A faithful transcription of all the data is required.

= = =

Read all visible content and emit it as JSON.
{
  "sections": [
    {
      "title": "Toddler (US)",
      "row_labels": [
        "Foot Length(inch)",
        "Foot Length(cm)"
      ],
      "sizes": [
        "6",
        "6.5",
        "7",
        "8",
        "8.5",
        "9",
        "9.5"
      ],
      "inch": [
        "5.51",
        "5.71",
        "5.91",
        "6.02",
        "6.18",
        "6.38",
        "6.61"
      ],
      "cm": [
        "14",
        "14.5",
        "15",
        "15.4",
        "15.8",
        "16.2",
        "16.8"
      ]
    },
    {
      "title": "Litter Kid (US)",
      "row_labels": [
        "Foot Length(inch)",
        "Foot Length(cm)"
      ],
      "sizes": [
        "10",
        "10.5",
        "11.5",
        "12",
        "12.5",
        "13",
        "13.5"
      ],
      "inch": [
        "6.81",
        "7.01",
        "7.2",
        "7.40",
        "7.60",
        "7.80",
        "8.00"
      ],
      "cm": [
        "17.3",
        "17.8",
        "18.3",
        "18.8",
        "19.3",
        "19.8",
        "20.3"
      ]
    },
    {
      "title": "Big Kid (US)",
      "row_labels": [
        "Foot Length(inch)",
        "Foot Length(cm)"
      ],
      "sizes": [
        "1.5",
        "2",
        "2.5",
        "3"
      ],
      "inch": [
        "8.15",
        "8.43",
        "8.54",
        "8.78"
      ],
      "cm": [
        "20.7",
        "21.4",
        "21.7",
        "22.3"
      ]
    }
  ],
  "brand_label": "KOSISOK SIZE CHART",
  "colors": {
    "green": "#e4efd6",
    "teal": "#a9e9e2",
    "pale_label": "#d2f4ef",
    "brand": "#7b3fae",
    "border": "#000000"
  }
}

= = =

* COMPLETE ANSWER:
Read all visible content and emit it as JSON.
{
  "sections": [
    {
      "title": "Toddler (US)",
      "row_labels": [
        "Foot Length(inch)",
        "Foot Length(cm)"
      ],
      "sizes": [
        "6",
        "6.5",
        "7",
        "8",
        "8.5",
        "9",
        "9.5"
      ],
      "inch": [
        "5.51",
        "5.71",
        "5.91",
        "6.02",
        "6.18",
        "6.38",
        "6.61"
      ],
      "cm": [
        "14",
        "14.5",
        "15",
        "15.4",
        "15.8",
        "16.2",
        "16.8"
      ]
    },
    {
      "title": "Litter Kid (US)",
      "row_labels": [
        "Foot Length(inch)",
        "Foot Length(cm)"
      ],
      "sizes": [
        "10",
        "10.5",
        "11.5",
        "12",
        "12.5",
        "13",
        "13.5"
      ],
      "inch": [
        "6.81",
        "7.01",
        "7.2",
        "7.40",
        "7.60",
        "7.80",
        "8.00"
      ],
      "cm": [
        "17.3",
        "17.8",
        "18.3",
        "18.8",
        "19.3",
        "19.8",
        "20.3"
      ]
    },
    {
      "title": "Big Kid (US)",
      "row_labels": [
        "Foot Length(inch)",
        "Foot Length(cm)"
      ],
      "sizes": [
        "1.5",
        "2",
        "2.5",
        "3"
      ],
      "inch": [
        "8.15",
        "8.43",
        "8.54",
        "8.78"
      ],
      "cm": [
        "20.7",
        "21.4",
        "21.7",
        "22.3"
      ]
    }
  ],
  "brand_label": "KOSISOK SIZE CHART",
  "colors": {
    "green": "#e4efd6",
    "teal": "#a9e9e2",
    "pale_label": "#d2f4ef",
    "brand": "#7b3fae",
    "border": "#000000"
  }
}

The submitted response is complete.